• _Quoted text_:
# Just Switched to Tivo- Wish you had this like Dish, Directv, and cable



## scottchez (Dec 2, 2003)

%TIVO Suggestion Box

Hope I did not make a Mistake switching to TIVO on CABLE, really missing the HD Auto Tune, had that feature for many years

I have had Dishnetwork, Directv, and Cable DVR boxes.
I saw how advanced the TIVO is so I switched from DISH to TIVO on Cox Cable.

Sure Wish it had HD Auto Tune like everyone else did, who would of thought a box so advanced as the TIVO Bolt Plus would not have this feature, it has been on Dish, Directv, and Cable for many years.

Pressing D to jump to the HD channel does not cut it. Now your box is tuning to TWO channels, takes too long plus now your the 1000 range in the guide.
Since TIVO already has the Press D to jump to HD, this tells me the guide data is already there to implement this as an optional feature that you can turn on or off. (LET THE CUSTOMER DECIDE).

One could say just hide all the SD channels in the 100 range but that is not good either as now instead of punching in say channel 5 for Local CBS you have to do 1005. Too many digits. Its not as fast, plus many grew up learning the SD channels on cable over the years like say weather is on channel 43 , not 1043.

Tivo, Please consider this feature add request. I know you can do it, you have the Guide data already with the Press D for HD, just write in your code for IF HD AUTO TUNE ON then when the Press D option is there, just auto tune to it. Should be simple coding.


----------



## ajwees41 (May 7, 2006)

scottchez said:


> %TIVO Suggestion Box
> 
> Hope I did not make a Mistake switching to TIVO on CABLE, really missing the HD Auto Tune, had that feature for many years
> 
> ...


I think cox/cable cards need to do it easiest why now hide non hd channels in guide


----------



## compnurd (Oct 6, 2011)

This is not Tivo issue. Your cable company has to map there channels this way and very few of them do


----------



## osu1991 (Mar 6, 2015)

Dish maps all the HD channels in the 9000's down to the original SD channel equivalents. I don't think many cable providers do that, although I think the new cox DTA's are programmed to do that. 

After 17 yrs I left Dish for cox last year and the cheap bundle with tivos at our homes in Oklahoma and Nevada. I just block everything below 1000 then set it up more like Dish as Dish has done a great job of having like themed channels together. I now have locals between 1000 and 1099. Basic cable channels like USA discovery tlc etc ..in the 1100-1199 range. Themed channels like food travel HGTV etc. in the 1200 range. Sports in 1300 news in 1400 and movies in the 1500. 

I've never direct tuned channels even with dish. It's been over 20 yrs since I had cox before and only 4 of our locals are actually on the same channel as their OTA number so having them remap isn't a big deal as I had to learn new channels anyway when I switched.


----------



## scottchez (Dec 2, 2003)

Thank you osu1991
I just set mine up that way, better now.
Thank you


----------



## compnurd (Oct 6, 2011)

• _Your goal_: Copy the stretch of the thread from "This is not" through "to do that.", putting "DirecTV" in place of "Dish".

• _Stored data_:
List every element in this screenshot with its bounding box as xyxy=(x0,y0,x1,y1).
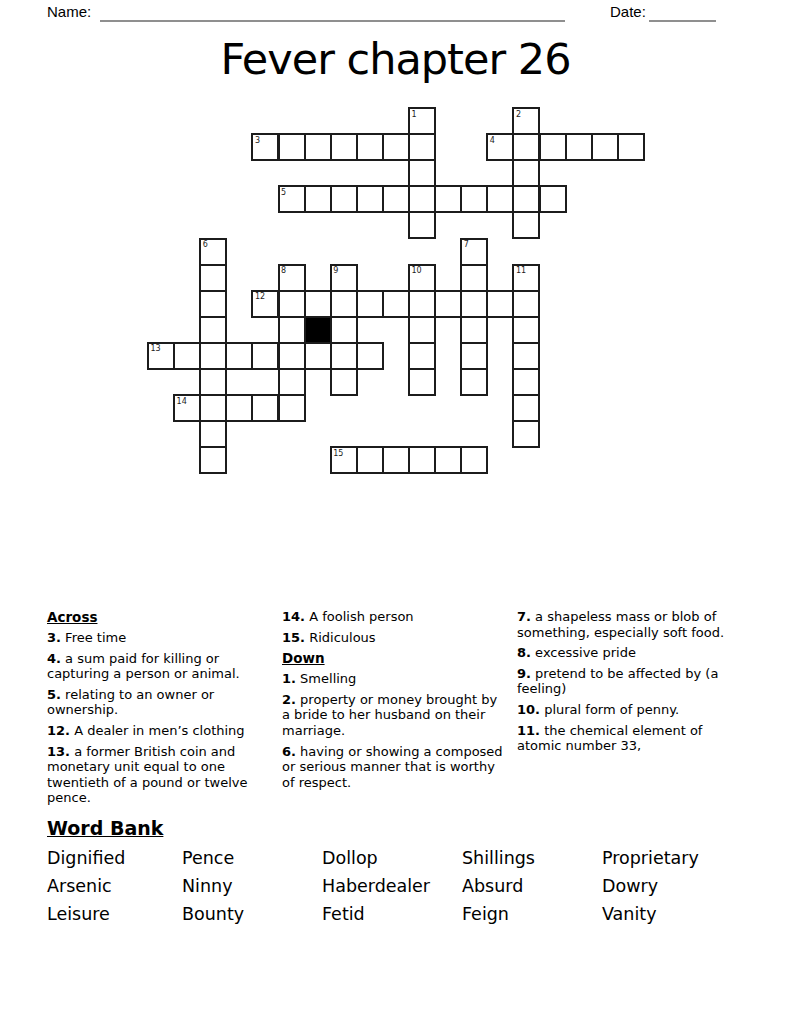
word-bank-word: Vanity xyxy=(602,904,757,924)
clues-heading-down: Down xyxy=(282,650,505,666)
grid-cell-r11c3[interactable] xyxy=(225,394,253,422)
clue-column-2: 14. A foolish person15. RidiculousDown1.… xyxy=(282,609,517,811)
grid-cell-r13c8[interactable] xyxy=(356,446,384,474)
word-bank-word: Pence xyxy=(182,848,322,868)
down-clue-8: 8. excessive pride xyxy=(517,645,740,661)
grid-cell-r7c7[interactable] xyxy=(330,290,358,318)
clue-number-8: 8 xyxy=(281,267,286,275)
page-title: Fever chapter 26 xyxy=(0,34,791,84)
clue-column-3: 7. a shapeless mass or blob of something… xyxy=(517,609,752,811)
grid-cell-r13c12[interactable] xyxy=(460,446,488,474)
word-bank-word: Bounty xyxy=(182,904,322,924)
grid-cell-r10c2[interactable] xyxy=(199,368,227,396)
grid-cell-r11c2[interactable] xyxy=(199,394,227,422)
clue-number-13: 13 xyxy=(151,345,161,353)
grid-cell-r7c2[interactable] xyxy=(199,290,227,318)
word-bank-word: Arsenic xyxy=(47,876,182,896)
down-clue-1: 1. Smelling xyxy=(282,671,505,687)
grid-cell-r12c14[interactable] xyxy=(512,420,540,448)
across-clue-14: 14. A foolish person xyxy=(282,609,505,625)
clue-number-label: 8. xyxy=(517,645,531,660)
grid-cell-r1c17[interactable] xyxy=(591,133,619,161)
grid-cell-r7c12[interactable] xyxy=(460,290,488,318)
grid-cell-r3c11[interactable] xyxy=(434,185,462,213)
word-bank-word: Fetid xyxy=(322,904,462,924)
grid-cell-r9c8[interactable] xyxy=(356,342,384,370)
grid-cell-r3c14[interactable] xyxy=(512,185,540,213)
grid-cell-r9c7[interactable] xyxy=(330,342,358,370)
clue-number-1: 1 xyxy=(412,111,417,119)
grid-cell-r8c14[interactable] xyxy=(512,316,540,344)
grid-cell-r8c7[interactable] xyxy=(330,316,358,344)
grid-cell-r8c12[interactable] xyxy=(460,316,488,344)
grid-cell-r3c6[interactable] xyxy=(304,185,332,213)
word-bank-word: Proprietary xyxy=(602,848,757,868)
grid-cell-r7c9[interactable] xyxy=(382,290,410,318)
clue-number-5: 5 xyxy=(281,189,286,197)
word-bank-word: Dowry xyxy=(602,876,757,896)
grid-cell-r13c11[interactable] xyxy=(434,446,462,474)
grid-cell-r9c10[interactable] xyxy=(408,342,436,370)
clue-number-label: 9. xyxy=(517,666,531,681)
grid-cell-r1c9[interactable] xyxy=(382,133,410,161)
grid-cell-r10c5[interactable] xyxy=(278,368,306,396)
grid-cell-r10c7[interactable] xyxy=(330,368,358,396)
clue-number-label: 15. xyxy=(282,630,305,645)
grid-cell-r11c5[interactable] xyxy=(278,394,306,422)
grid-cell-r1c15[interactable] xyxy=(539,133,567,161)
clue-number-label: 6. xyxy=(282,744,296,759)
grid-cell-r8c5[interactable] xyxy=(278,316,306,344)
grid-cell-r13c10[interactable] xyxy=(408,446,436,474)
clue-number-14: 14 xyxy=(177,398,187,406)
clues-section: Across3. Free time4. a sum paid for kill… xyxy=(47,609,757,811)
grid-cell-r9c3[interactable] xyxy=(225,342,253,370)
word-bank-word: Leisure xyxy=(47,904,182,924)
clue-number-label: 1. xyxy=(282,671,296,686)
clue-number-11: 11 xyxy=(516,267,526,275)
grid-cell-r7c13[interactable] xyxy=(486,290,514,318)
grid-cell-r1c16[interactable] xyxy=(565,133,593,161)
down-clue-2: 2. property or money brought by a bride … xyxy=(282,692,505,739)
black-cell xyxy=(304,316,332,344)
grid-cell-r1c18[interactable] xyxy=(617,133,645,161)
grid-cell-r13c2[interactable] xyxy=(199,446,227,474)
grid-cell-r3c7[interactable] xyxy=(330,185,358,213)
grid-cell-r12c2[interactable] xyxy=(199,420,227,448)
clue-number-10: 10 xyxy=(412,267,422,275)
name-blank-line[interactable] xyxy=(100,4,565,22)
grid-cell-r11c14[interactable] xyxy=(512,394,540,422)
grid-cell-r10c10[interactable] xyxy=(408,368,436,396)
grid-cell-r8c2[interactable] xyxy=(199,316,227,344)
clue-number-label: 3. xyxy=(47,630,61,645)
clue-number-label: 10. xyxy=(517,702,540,717)
grid-cell-r9c1[interactable] xyxy=(173,342,201,370)
grid-cell-r7c14[interactable] xyxy=(512,290,540,318)
word-bank-word: Shillings xyxy=(462,848,602,868)
clue-number-3: 3 xyxy=(255,137,260,145)
grid-cell-r9c6[interactable] xyxy=(304,342,332,370)
clue-number-12: 12 xyxy=(255,293,265,301)
clue-number-label: 7. xyxy=(517,609,531,624)
across-clue-4: 4. a sum paid for killing or capturing a… xyxy=(47,651,270,682)
clue-number-15: 15 xyxy=(333,450,343,458)
clue-number-7: 7 xyxy=(464,241,469,249)
grid-cell-r1c6[interactable] xyxy=(304,133,332,161)
clues-heading-across: Across xyxy=(47,609,270,625)
grid-cell-r1c14[interactable] xyxy=(512,133,540,161)
clue-number-2: 2 xyxy=(516,111,521,119)
grid-cell-r3c9[interactable] xyxy=(382,185,410,213)
grid-cell-r1c7[interactable] xyxy=(330,133,358,161)
grid-cell-r9c5[interactable] xyxy=(278,342,306,370)
date-blank-line[interactable] xyxy=(649,4,716,22)
word-bank-word: Haberdealer xyxy=(322,876,462,896)
date-label: Date: xyxy=(610,3,646,20)
name-label: Name: xyxy=(47,3,91,20)
grid-cell-r8c10[interactable] xyxy=(408,316,436,344)
down-clue-9: 9. pretend to be affected by (a feeling) xyxy=(517,666,740,697)
grid-cell-r9c4[interactable] xyxy=(251,342,279,370)
grid-cell-r3c15[interactable] xyxy=(539,185,567,213)
grid-cell-r13c9[interactable] xyxy=(382,446,410,474)
word-bank-word: Absurd xyxy=(462,876,602,896)
down-clue-7: 7. a shapeless mass or blob of something… xyxy=(517,609,740,640)
across-clue-3: 3. Free time xyxy=(47,630,270,646)
clue-number-6: 6 xyxy=(203,241,208,249)
grid-cell-r1c5[interactable] xyxy=(278,133,306,161)
grid-cell-r7c6[interactable] xyxy=(304,290,332,318)
down-clue-11: 11. the chemical element of atomic numbe… xyxy=(517,723,740,754)
grid-cell-r2c10[interactable] xyxy=(408,159,436,187)
clue-number-4: 4 xyxy=(490,137,495,145)
grid-cell-r6c12[interactable] xyxy=(460,264,488,292)
across-clue-5: 5. relating to an owner or ownership. xyxy=(47,687,270,718)
word-bank-word: Dignified xyxy=(47,848,182,868)
word-bank-heading: Word Bank xyxy=(47,817,757,839)
clue-number-9: 9 xyxy=(333,267,338,275)
grid-cell-r1c8[interactable] xyxy=(356,133,384,161)
clue-column-1: Across3. Free time4. a sum paid for kill… xyxy=(47,609,282,811)
grid-cell-r7c11[interactable] xyxy=(434,290,462,318)
grid-cell-r4c14[interactable] xyxy=(512,211,540,239)
clue-number-label: 2. xyxy=(282,692,296,707)
grid-cell-r6c2[interactable] xyxy=(199,264,227,292)
crossword-worksheet: Name: Date: Fever chapter 26 12345678910… xyxy=(0,0,791,1024)
grid-cell-r9c12[interactable] xyxy=(460,342,488,370)
grid-cell-r9c2[interactable] xyxy=(199,342,227,370)
across-clue-13: 13. a former British coin and monetary u… xyxy=(47,744,270,806)
grid-cell-r3c13[interactable] xyxy=(486,185,514,213)
crossword-grid: 123456789101112131415 xyxy=(147,107,646,475)
grid-cell-r1c10[interactable] xyxy=(408,133,436,161)
grid-cell-r7c10[interactable] xyxy=(408,290,436,318)
word-bank-word: Dollop xyxy=(322,848,462,868)
grid-cell-r3c8[interactable] xyxy=(356,185,384,213)
clue-number-label: 14. xyxy=(282,609,305,624)
grid-cell-r4c10[interactable] xyxy=(408,211,436,239)
down-clue-10: 10. plural form of penny. xyxy=(517,702,740,718)
word-bank-word: Feign xyxy=(462,904,602,924)
clue-number-label: 4. xyxy=(47,651,61,666)
grid-cell-r7c5[interactable] xyxy=(278,290,306,318)
down-clue-6: 6. having or showing a composed or serio… xyxy=(282,744,505,791)
grid-cell-r3c10[interactable] xyxy=(408,185,436,213)
grid-cell-r3c12[interactable] xyxy=(460,185,488,213)
word-bank-word: Ninny xyxy=(182,876,322,896)
clue-number-label: 12. xyxy=(47,723,70,738)
word-bank-section: Word Bank DignifiedPenceDollopShillingsP… xyxy=(47,817,757,924)
across-clue-12: 12. A dealer in men’s clothing xyxy=(47,723,270,739)
word-bank-grid: DignifiedPenceDollopShillingsProprietary… xyxy=(47,848,757,924)
grid-cell-r11c4[interactable] xyxy=(251,394,279,422)
grid-cell-r10c12[interactable] xyxy=(460,368,488,396)
grid-cell-r10c14[interactable] xyxy=(512,368,540,396)
grid-cell-r9c14[interactable] xyxy=(512,342,540,370)
grid-cell-r2c14[interactable] xyxy=(512,159,540,187)
clue-number-label: 13. xyxy=(47,744,70,759)
clue-number-label: 5. xyxy=(47,687,61,702)
clue-number-label: 11. xyxy=(517,723,540,738)
grid-cell-r7c8[interactable] xyxy=(356,290,384,318)
across-clue-15: 15. Ridiculous xyxy=(282,630,505,646)
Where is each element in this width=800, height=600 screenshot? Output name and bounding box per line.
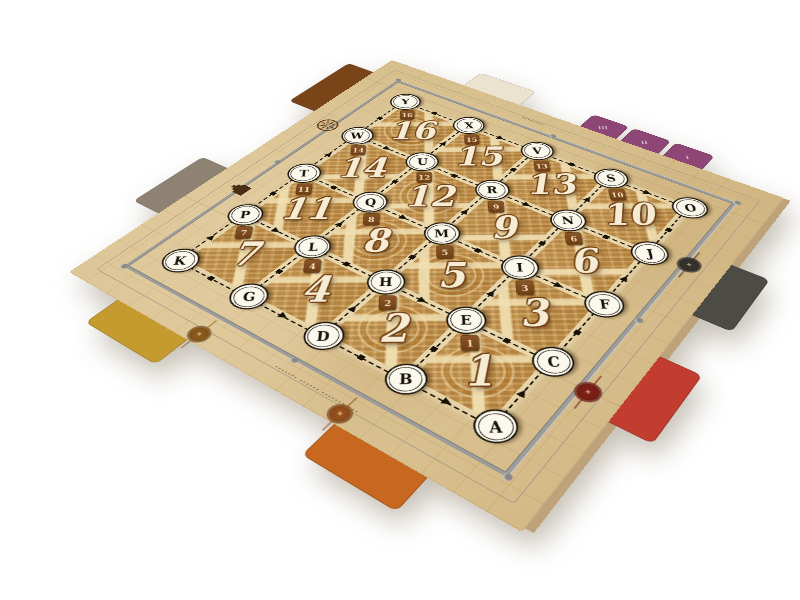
intersection-letter: E	[460, 312, 472, 328]
intersection-letter: T	[298, 168, 309, 179]
intersection-letter: H	[379, 275, 393, 289]
district-badge: 11	[295, 183, 312, 194]
district-badge: 12	[417, 172, 433, 183]
intersection-letter: Q	[364, 196, 376, 208]
intersection-letter: O	[683, 202, 698, 214]
district-number: 6	[548, 234, 620, 288]
district-badge: 10	[608, 189, 627, 201]
intersection-letter: C	[546, 353, 561, 370]
intersection-letter: B	[399, 370, 413, 388]
district-badge: 8	[363, 213, 380, 225]
intersection-letter: X	[464, 120, 474, 130]
game-board: IIIIII 771111141416164488121215152255991…	[69, 60, 784, 532]
product-photo-stage: IIIIII 771111141416164488121215152255991…	[0, 0, 800, 600]
intersection-letter: Y	[401, 97, 409, 106]
intersection-letter: V	[532, 146, 543, 156]
district-badge: 5	[436, 245, 453, 258]
intersection-letter: G	[241, 289, 256, 304]
district-badge: 3	[515, 280, 534, 295]
intersection-letter: R	[486, 184, 498, 195]
district-badge: 15	[464, 134, 479, 144]
district-badge: 2	[379, 295, 397, 310]
district-badge: 13	[534, 161, 551, 172]
district-badge: 7	[234, 226, 253, 239]
intersection-letter: M	[435, 227, 450, 240]
intersection-letter: K	[172, 254, 188, 268]
intersection-letter: J	[645, 247, 655, 260]
intersection-letter: P	[239, 208, 252, 220]
seal-star-icon: ✦	[575, 382, 600, 402]
district-badge: 4	[303, 259, 322, 273]
intersection-letter: A	[489, 417, 503, 436]
seal-star-icon: ✦	[677, 257, 701, 272]
intersection-letter: F	[598, 297, 611, 312]
intersection-letter: W	[350, 131, 364, 141]
seal-star-icon: ✦	[188, 326, 211, 343]
district-badge: 16	[400, 110, 414, 119]
district-badge: 6	[564, 232, 583, 245]
board-shadow-wrap: IIIIII 771111141416164488121215152255991…	[0, 0, 800, 600]
intersection-letter: N	[561, 214, 575, 226]
district-number: 13	[519, 162, 583, 207]
district-badge: 14	[350, 145, 366, 155]
district-badge: 9	[487, 201, 504, 213]
district-number: 3	[498, 283, 571, 344]
intersection-letter: L	[307, 240, 318, 253]
intersection-letter: S	[605, 173, 617, 184]
seal-star-icon: ✦	[329, 404, 351, 424]
district-badge: 1	[460, 335, 479, 351]
intersection-letter: U	[417, 157, 428, 168]
intersection-letter: I	[516, 261, 524, 275]
intersection-letter: D	[316, 328, 331, 344]
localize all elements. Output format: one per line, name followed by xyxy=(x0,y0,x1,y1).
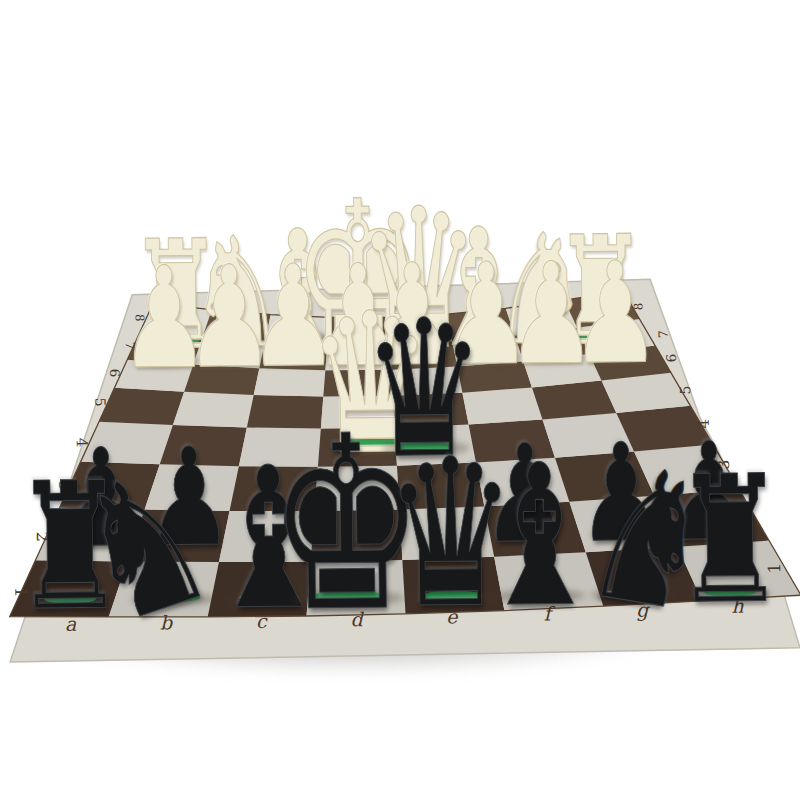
board-tilt-wrapper: abcdefgh1234567812345678 ♜♞♝♚♛♝♞♜♟♟♟♟♟♟♟… xyxy=(0,0,800,800)
square-c1 xyxy=(207,561,311,617)
rank-label-left-3: 3 xyxy=(55,480,73,490)
rank-label-left-4: 4 xyxy=(73,437,91,447)
rank-label-left-6: 6 xyxy=(107,369,122,378)
rank-label-left-8: 8 xyxy=(132,314,146,322)
rank-label-left-1: 1 xyxy=(11,586,31,597)
rank-label-right-3: 3 xyxy=(715,460,733,470)
square-e6 xyxy=(391,367,462,396)
square-e5 xyxy=(393,393,469,428)
square-c6 xyxy=(253,368,325,398)
square-b2 xyxy=(127,509,230,563)
square-f5 xyxy=(462,387,542,424)
square-a6 xyxy=(114,359,193,392)
chess-board-mat: abcdefgh1234567812345678 xyxy=(0,0,800,800)
rank-label-right-1: 1 xyxy=(764,563,784,574)
square-c2 xyxy=(218,510,315,563)
square-e4 xyxy=(395,425,476,466)
square-c3 xyxy=(229,465,318,512)
file-label-a: a xyxy=(65,613,77,635)
square-d5 xyxy=(321,396,395,429)
square-c8 xyxy=(265,314,330,345)
square-c4 xyxy=(238,427,321,468)
square-f2 xyxy=(484,502,585,557)
rank-label-left-7: 7 xyxy=(123,342,138,350)
square-b7 xyxy=(193,337,265,369)
rank-label-left-5: 5 xyxy=(92,398,108,407)
file-label-h: h xyxy=(731,595,744,617)
square-e8 xyxy=(388,314,452,344)
square-e2 xyxy=(399,506,494,560)
file-label-b: b xyxy=(160,611,174,633)
square-b5 xyxy=(173,391,254,428)
file-label-e: e xyxy=(446,605,459,627)
square-b4 xyxy=(159,424,247,467)
square-c7 xyxy=(259,342,328,371)
rank-label-right-2: 2 xyxy=(738,508,757,519)
rank-label-right-4: 4 xyxy=(695,419,713,429)
square-b6 xyxy=(184,364,260,396)
square-f3 xyxy=(476,458,569,507)
product-photo-stage: abcdefgh1234567812345678 ♜♞♝♚♛♝♞♜♟♟♟♟♟♟♟… xyxy=(0,0,800,800)
rank-label-right-5: 5 xyxy=(677,385,693,394)
square-b3 xyxy=(144,463,239,511)
square-d3 xyxy=(314,466,399,511)
rank-label-right-8: 8 xyxy=(631,303,645,311)
square-f4 xyxy=(469,419,555,462)
rank-label-left-2: 2 xyxy=(33,531,52,542)
square-d4 xyxy=(317,428,396,467)
square-d2 xyxy=(310,509,402,561)
square-b1 xyxy=(108,561,219,618)
file-label-d: d xyxy=(350,608,364,630)
square-g5 xyxy=(532,380,616,419)
square-c5 xyxy=(247,394,324,429)
square-d7 xyxy=(325,344,391,370)
rank-label-right-7: 7 xyxy=(656,330,671,338)
square-d8 xyxy=(327,317,390,345)
square-d6 xyxy=(323,369,393,396)
square-e3 xyxy=(397,462,484,509)
file-label-c: c xyxy=(256,610,268,632)
square-e7 xyxy=(390,341,457,370)
rank-label-right-6: 6 xyxy=(664,354,679,363)
square-f6 xyxy=(457,361,532,393)
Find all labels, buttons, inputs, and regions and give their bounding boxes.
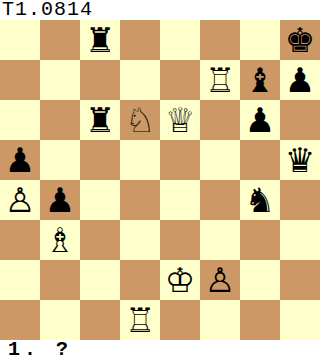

• _Final result_:
This is not Tivo issue. Your cable company has to map there channels this way and very few of them do


----------



## osu1991 (Mar 6, 2015)

DirecTV maps all the HD channels in the 9000's down to the original SD channel equivalents. I don't think many cable providers do that, although I think the new cox DTA's are programmed to do that.